• **Your task**
List each line of the data that holds the word "document".
══ Supplied data
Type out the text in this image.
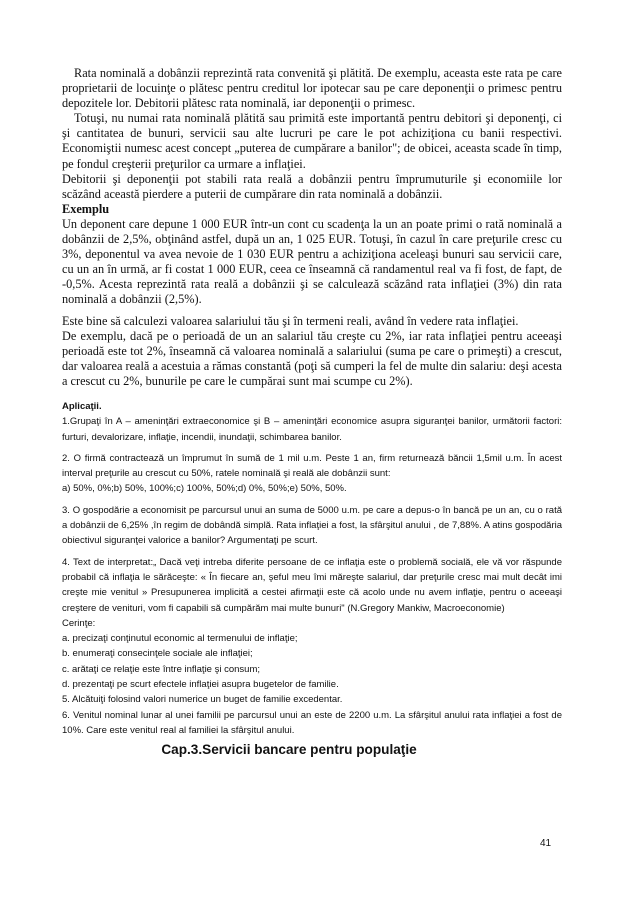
Rata nominală a dobânzii reprezintă rata convenită şi plătită. De exemplu, aceasta este rata pe care proprietarii de locuinţe o plătesc pentru creditul lor ipotecar sau pe care deponenţii o primesc pentru depozitele lor. Debitorii plătesc rata nominală, iar deponenţii o primesc.

Totuşi, nu numai rata nominală plătită sau primită este importantă pentru debitori şi deponenţi, ci şi cantitatea de bunuri, servicii sau alte lucruri pe care le pot achiziţiona cu banii respectivi. Economiştii numesc acest concept „puterea de cumpărare a banilor"; de obicei, aceasta scade în timp, pe fondul creşterii preţurilor ca urmare a inflaţiei.

Debitorii şi deponenţii pot stabili rata reală a dobânzii pentru împrumuturile şi economiile lor scăzând această pierdere a puterii de cumpărare din rata nominală a dobânzii.

Exemplu

Un deponent care depune 1 000 EUR într-un cont cu scadenţa la un an poate primi o rată nominală a dobânzii de 2,5%, obţinând astfel, după un an, 1 025 EUR. Totuşi, în cazul în care preţurile cresc cu 3%, deponentul va avea nevoie de 1 030 EUR pentru a achiziţiona aceleaşi bunuri sau servicii care, cu un an în urmă, ar fi costat 1 000 EUR, ceea ce înseamnă că randamentul real va fi fost, de fapt, de -0,5%. Acesta reprezintă rata reală a dobânzii şi se calculează scăzând rata inflaţiei (3%) din rata nominală a dobânzii (2,5%).

Este bine să calculezi valoarea salariului tău şi în termeni reali, având în vedere rata inflaţiei.

De exemplu, dacă pe o perioadă de un an salariul tău creşte cu 2%, iar rata inflaţiei pentru aceeaşi perioadă este tot 2%, înseamnă că valoarea nominală a salariului (suma pe care o primeşti) a crescut, dar valoarea reală a acestuia a rămas constantă (poţi să cumperi la fel de multe din salariu: deşi acesta a crescut cu 2%, bunurile pe care le cumpărai sunt mai scumpe cu 2%).

Aplicaţii.

1.Grupaţi în A – ameninţări extraeconomice şi B – ameninţări economice asupra siguranţei banilor, următorii factori: furturi, devalorizare, inflaţie, incendii, inundaţii, schimbarea banilor.

2. O firmă contractează un împrumut în sumă de 1 mil u.m. Peste 1 an, firm returnează băncii 1,5mil u.m. În acest interval preţurile au crescut cu 50%, ratele nominală şi reală ale dobânzii sunt:

a) 50%, 0%;b) 50%, 100%;c) 100%, 50%;d) 0%, 50%;e) 50%, 50%.

3. O gospodărie a economisit pe parcursul unui an suma de 5000 u.m. pe care a depus-o în bancă pe un an, cu o rată a dobânzii de 6,25% ,în regim de dobândă simplă. Rata inflaţiei a fost, la sfârşitul anului , de 7,88%. A atins gospodăria obiectivul siguranţei valorice a banilor? Argumentaţi pe scurt.

4. Text de interpretat:„ Dacă veţi intreba diferite persoane de ce inflaţia este o problemă socială, ele vă vor răspunde probabil că inflaţia le sărăceşte: « În fiecare an, şeful meu îmi măreşte salariul, dar preţurile cresc mai mult decât imi creşte mie venitul » Presupunerea implicită a cestei afirmaţii este că acolo unde nu avem inflaţie, pentru o aceeaşi creştere de venituri, vom fi capabili să cumpărăm mai multe bunuri" (N.Gregory Mankiw, Macroeconomie)

Cerinţe:

a. precizaţi conţinutul economic al termenului de inflaţie;

b. enumeraţi consecinţele sociale ale inflaţiei;

c. arătaţi ce relaţie este între inflaţie şi consum;

d. prezentaţi pe scurt efectele inflaţiei asupra bugetelor de familie.

5. Alcătuiţi folosind valori numerice un buget de familie excedentar.

6. Venitul nominal lunar al unei familii pe parcursul unui an este de 2200 u.m. La sfârşitul anului rata inflaţiei a fost de 10%. Care este venitul real al familiei la sfârşitul anului.

Cap.3.Servicii bancare pentru populaţie

41
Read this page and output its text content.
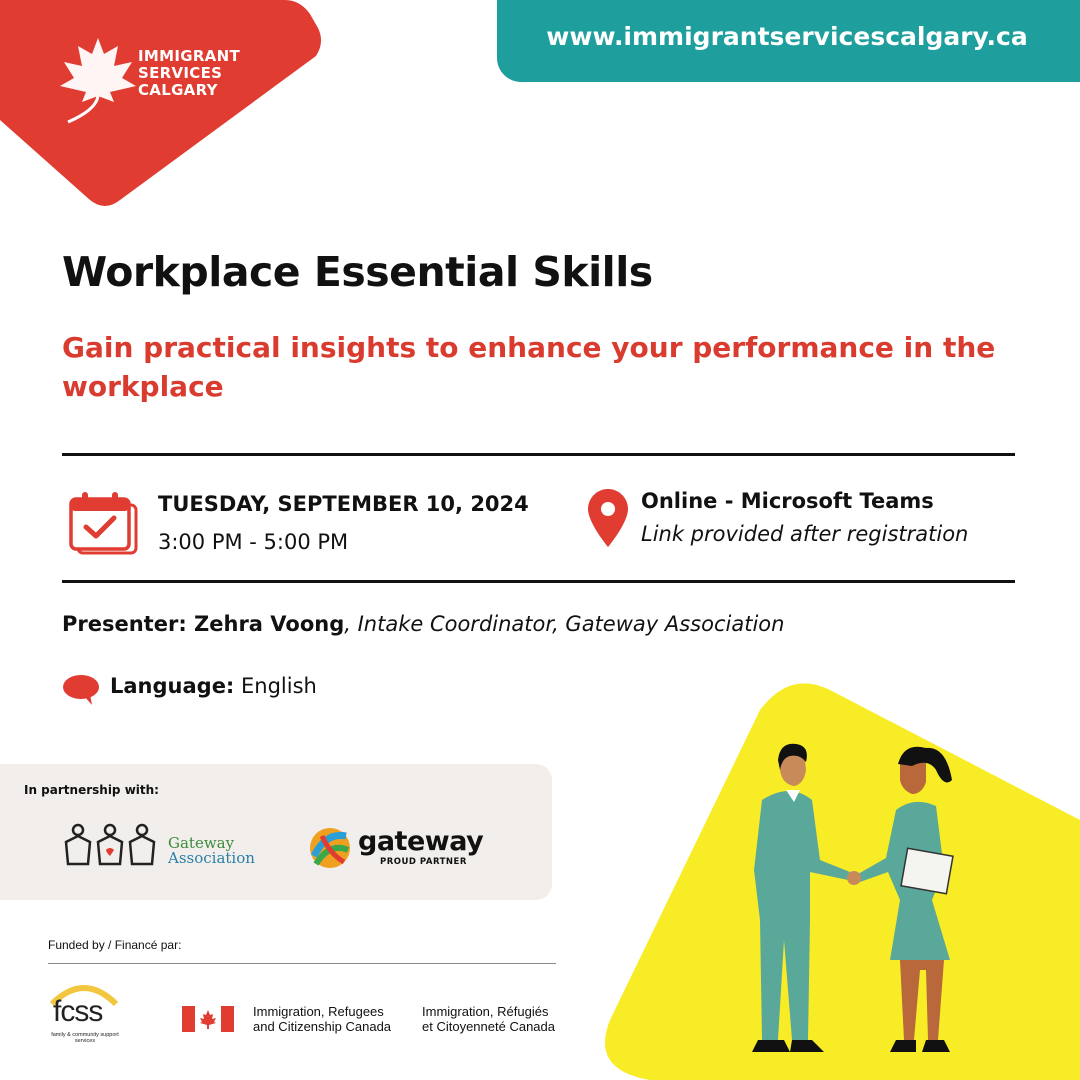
IMMIGRANT
SERVICES
CALGARY
www.immigrantservicescalgary.ca
Workplace Essential Skills
Gain practical insights to enhance your performance in the workplace
TUESDAY, SEPTEMBER 10, 2024
3:00 PM - 5:00 PM
Online - Microsoft Teams
Link provided after registration
Presenter: Zehra Voong, Intake Coordinator, Gateway Association
Language: English
In partnership with:
Gateway
Association
gateway
PROUD PARTNER
Funded by / Financé par:
fcss
family & community support services
Immigration, Refugees
and Citizenship Canada
Immigration, Réfugiés
et Citoyenneté Canada
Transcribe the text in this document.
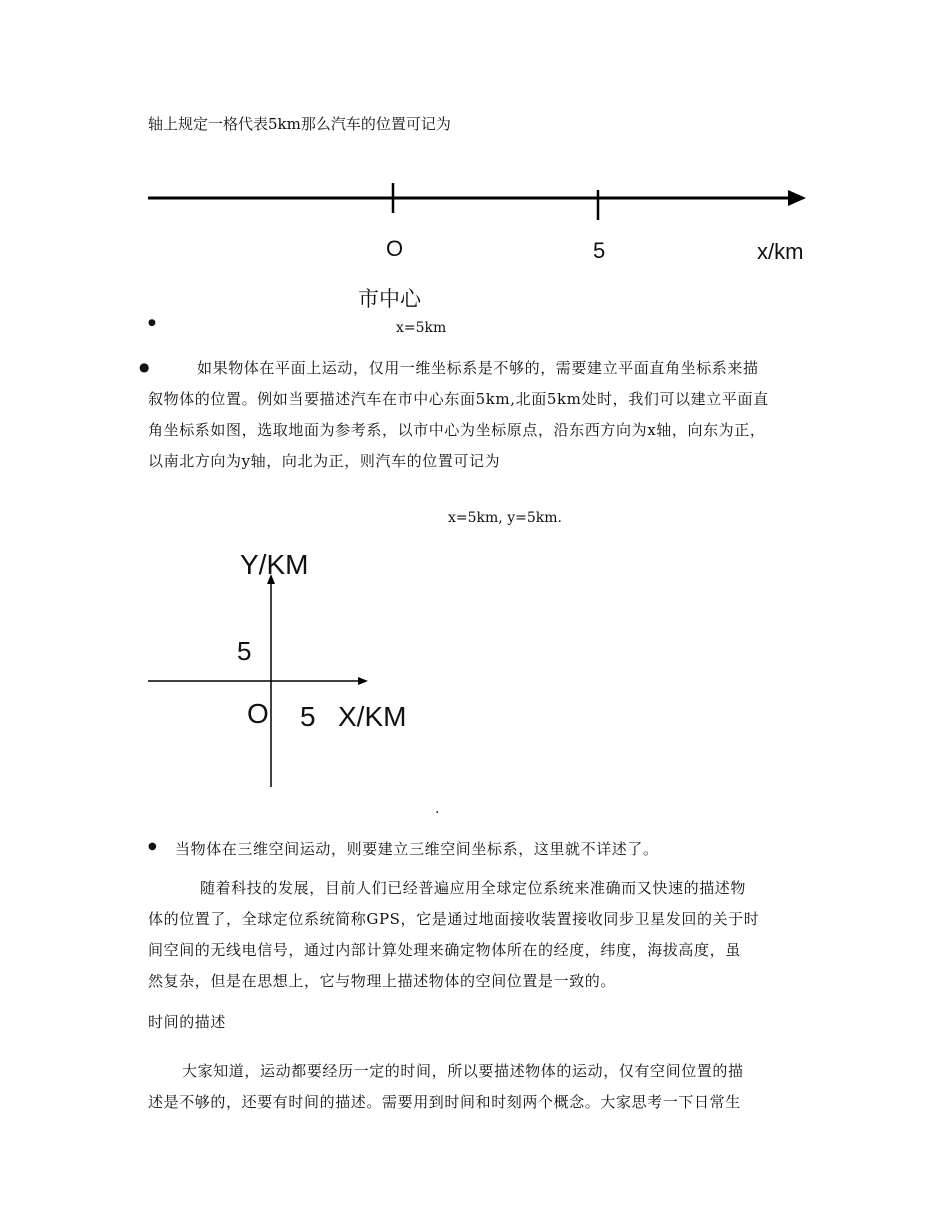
轴上规定一格代表5km那么汽车的位置可记为
O	5	x/km
市中心
●	x=5km
●	如果物体在平面上运动，仅用一维坐标系是不够的，需要建立平面直角坐标系来描
叙物体的位置。例如当要描述汽车在市中心东面5km,北面5km处时，我们可以建立平面直
角坐标系如图，选取地面为参考系，以市中心为坐标原点，沿东西方向为x轴，向东为正，
以南北方向为y轴，向北为正，则汽车的位置可记为
x=5km, y=5km.
Y/KM
5
O 5 X/KM
.
● 当物体在三维空间运动，则要建立三维空间坐标系，这里就不详述了。
随着科技的发展，目前人们已经普遍应用全球定位系统来准确而又快速的描述物
体的位置了，全球定位系统简称GPS，它是通过地面接收装置接收同步卫星发回的关于时
间空间的无线电信号，通过内部计算处理来确定物体所在的经度，纬度，海拔高度，虽
然复杂，但是在思想上，它与物理上描述物体的空间位置是一致的。
时间的描述
大家知道，运动都要经历一定的时间，所以要描述物体的运动，仅有空间位置的描
述是不够的，还要有时间的描述。需要用到时间和时刻两个概念。大家思考一下日常生
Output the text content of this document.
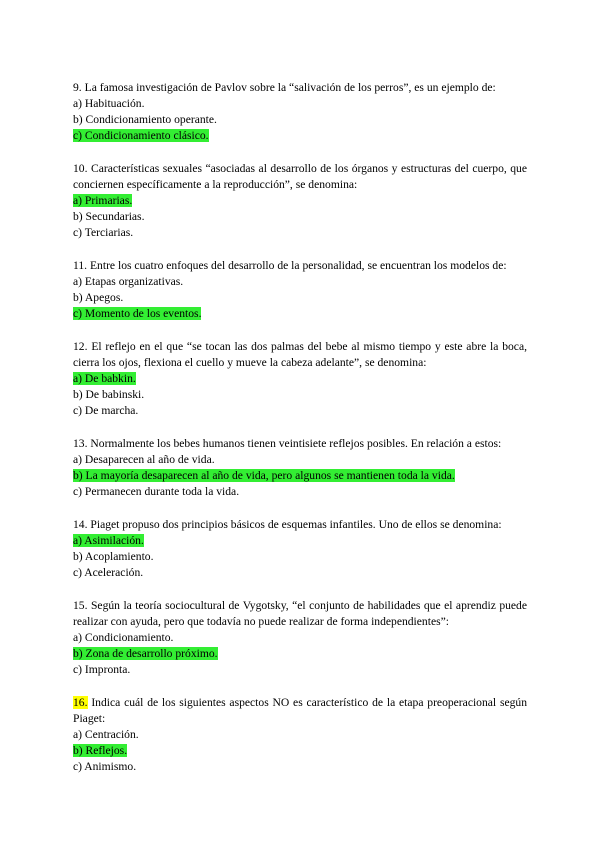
9. La famosa investigación de Pavlov sobre la “salivación de los perros”, es un ejemplo de:
a) Habituación.
b) Condicionamiento operante.
c) Condicionamiento clásico.
10. Características sexuales “asociadas al desarrollo de los órganos y estructuras del cuerpo, que conciernen específicamente a la reproducción”, se denomina:
a) Primarias.
b) Secundarias.
c) Terciarias.
11. Entre los cuatro enfoques del desarrollo de la personalidad, se encuentran los modelos de:
a) Etapas organizativas.
b) Apegos.
c) Momento de los eventos.
12. El reflejo en el que “se tocan las dos palmas del bebe al mismo tiempo y este abre la boca, cierra los ojos, flexiona el cuello y mueve la cabeza adelante”, se denomina:
a) De babkin.
b) De babinski.
c) De marcha.
13. Normalmente los bebes humanos tienen veintisiete reflejos posibles. En relación a estos:
a) Desaparecen al año de vida.
b) La mayoría desaparecen al año de vida, pero algunos se mantienen toda la vida.
c) Permanecen durante toda la vida.
14. Piaget propuso dos principios básicos de esquemas infantiles. Uno de ellos se denomina:
a) Asimilación.
b) Acoplamiento.
c) Aceleración.
15. Según la teoría sociocultural de Vygotsky, “el conjunto de habilidades que el aprendiz puede realizar con ayuda, pero que todavía no puede realizar de forma independientes”:
a) Condicionamiento.
b) Zona de desarrollo próximo.
c) Impronta.
16. Indica cuál de los siguientes aspectos NO es característico de la etapa preoperacional según Piaget:
a) Centración.
b) Reflejos.
c) Animismo.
════
• **Solution to this task**
Transcribe the text in this document.
Output the text content of this document.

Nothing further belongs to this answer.